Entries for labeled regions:
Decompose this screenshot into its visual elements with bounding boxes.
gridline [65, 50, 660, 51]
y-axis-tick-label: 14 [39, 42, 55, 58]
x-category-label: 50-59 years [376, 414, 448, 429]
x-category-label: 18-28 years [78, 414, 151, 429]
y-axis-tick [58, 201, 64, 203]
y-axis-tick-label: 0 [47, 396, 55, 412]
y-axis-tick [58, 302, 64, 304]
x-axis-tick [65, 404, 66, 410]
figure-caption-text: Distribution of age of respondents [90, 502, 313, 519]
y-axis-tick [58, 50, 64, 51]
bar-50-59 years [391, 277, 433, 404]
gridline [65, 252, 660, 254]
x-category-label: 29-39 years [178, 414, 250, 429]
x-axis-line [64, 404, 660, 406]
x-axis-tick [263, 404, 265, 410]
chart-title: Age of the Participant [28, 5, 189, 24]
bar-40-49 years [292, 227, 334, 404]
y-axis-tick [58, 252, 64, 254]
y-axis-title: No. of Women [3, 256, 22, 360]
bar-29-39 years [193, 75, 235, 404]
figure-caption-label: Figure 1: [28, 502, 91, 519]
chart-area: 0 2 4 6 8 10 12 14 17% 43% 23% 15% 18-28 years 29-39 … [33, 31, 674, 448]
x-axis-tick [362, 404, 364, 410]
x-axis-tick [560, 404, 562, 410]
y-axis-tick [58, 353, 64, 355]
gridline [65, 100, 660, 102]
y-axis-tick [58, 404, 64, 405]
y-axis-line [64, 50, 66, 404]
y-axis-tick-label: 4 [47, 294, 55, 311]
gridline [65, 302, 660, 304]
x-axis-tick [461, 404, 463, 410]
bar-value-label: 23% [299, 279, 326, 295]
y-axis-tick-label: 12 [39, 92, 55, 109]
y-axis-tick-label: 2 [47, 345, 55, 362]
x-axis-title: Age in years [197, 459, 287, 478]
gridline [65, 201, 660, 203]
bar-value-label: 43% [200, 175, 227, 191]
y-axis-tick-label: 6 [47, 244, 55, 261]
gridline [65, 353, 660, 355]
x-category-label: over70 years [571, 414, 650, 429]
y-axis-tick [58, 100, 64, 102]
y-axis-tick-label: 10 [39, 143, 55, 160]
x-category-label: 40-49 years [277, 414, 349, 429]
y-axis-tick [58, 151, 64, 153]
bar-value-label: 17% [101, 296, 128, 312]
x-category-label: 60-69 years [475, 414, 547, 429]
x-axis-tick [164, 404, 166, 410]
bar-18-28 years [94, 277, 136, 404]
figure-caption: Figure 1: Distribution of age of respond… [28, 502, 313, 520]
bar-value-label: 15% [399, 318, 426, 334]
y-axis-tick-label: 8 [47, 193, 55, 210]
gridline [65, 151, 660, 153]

Given task: Reproduce every line of the listing above word for word, with nothing changed.

Output of the exercise:
Decompose this screenshot into its visual elements with bounding boxes.
gridline [65, 50, 660, 51]
y-axis-tick-label: 14 [39, 42, 55, 58]
x-category-label: 50-59 years [376, 414, 448, 429]
x-category-label: 18-28 years [78, 414, 151, 429]
y-axis-tick [58, 201, 64, 203]
y-axis-tick-label: 0 [47, 396, 55, 412]
y-axis-tick [58, 302, 64, 304]
x-axis-tick [65, 404, 66, 410]
figure-caption-text: Distribution of age of respondents [90, 502, 313, 519]
y-axis-tick [58, 50, 64, 51]
bar-50-59 years [391, 277, 433, 404]
gridline [65, 252, 660, 254]
x-category-label: 29-39 years [178, 414, 250, 429]
x-axis-line [64, 404, 660, 406]
x-axis-tick [263, 404, 265, 410]
chart-title: Age of the Participant [28, 5, 189, 24]
bar-40-49 years [292, 227, 334, 404]
y-axis-tick [58, 252, 64, 254]
y-axis-title: No. of Women [3, 256, 22, 360]
bar-29-39 years [193, 75, 235, 404]
figure-caption-label: Figure 1: [28, 502, 91, 519]
chart-area: 0 2 4 6 8 10 12 14 17% 43% 23% 15% 18-28 years 29-39 … [33, 31, 674, 448]
x-axis-tick [362, 404, 364, 410]
x-axis-tick [560, 404, 562, 410]
y-axis-tick [58, 353, 64, 355]
gridline [65, 100, 660, 102]
y-axis-tick [58, 404, 64, 405]
y-axis-line [64, 50, 66, 404]
y-axis-tick-label: 4 [47, 294, 55, 311]
gridline [65, 302, 660, 304]
x-axis-tick [461, 404, 463, 410]
bar-value-label: 23% [299, 279, 326, 295]
y-axis-tick-label: 12 [39, 92, 55, 109]
y-axis-tick-label: 2 [47, 345, 55, 362]
x-axis-title: Age in years [197, 459, 287, 478]
gridline [65, 201, 660, 203]
bar-value-label: 43% [200, 175, 227, 191]
y-axis-tick-label: 6 [47, 244, 55, 261]
gridline [65, 353, 660, 355]
x-category-label: over70 years [571, 414, 650, 429]
y-axis-tick [58, 100, 64, 102]
y-axis-tick-label: 10 [39, 143, 55, 160]
x-category-label: 40-49 years [277, 414, 349, 429]
y-axis-tick [58, 151, 64, 153]
bar-value-label: 17% [101, 296, 128, 312]
x-category-label: 60-69 years [475, 414, 547, 429]
x-axis-tick [164, 404, 166, 410]
bar-18-28 years [94, 277, 136, 404]
figure-caption: Figure 1: Distribution of age of respond… [28, 502, 313, 520]
bar-value-label: 15% [399, 318, 426, 334]
y-axis-tick-label: 8 [47, 193, 55, 210]
gridline [65, 151, 660, 153]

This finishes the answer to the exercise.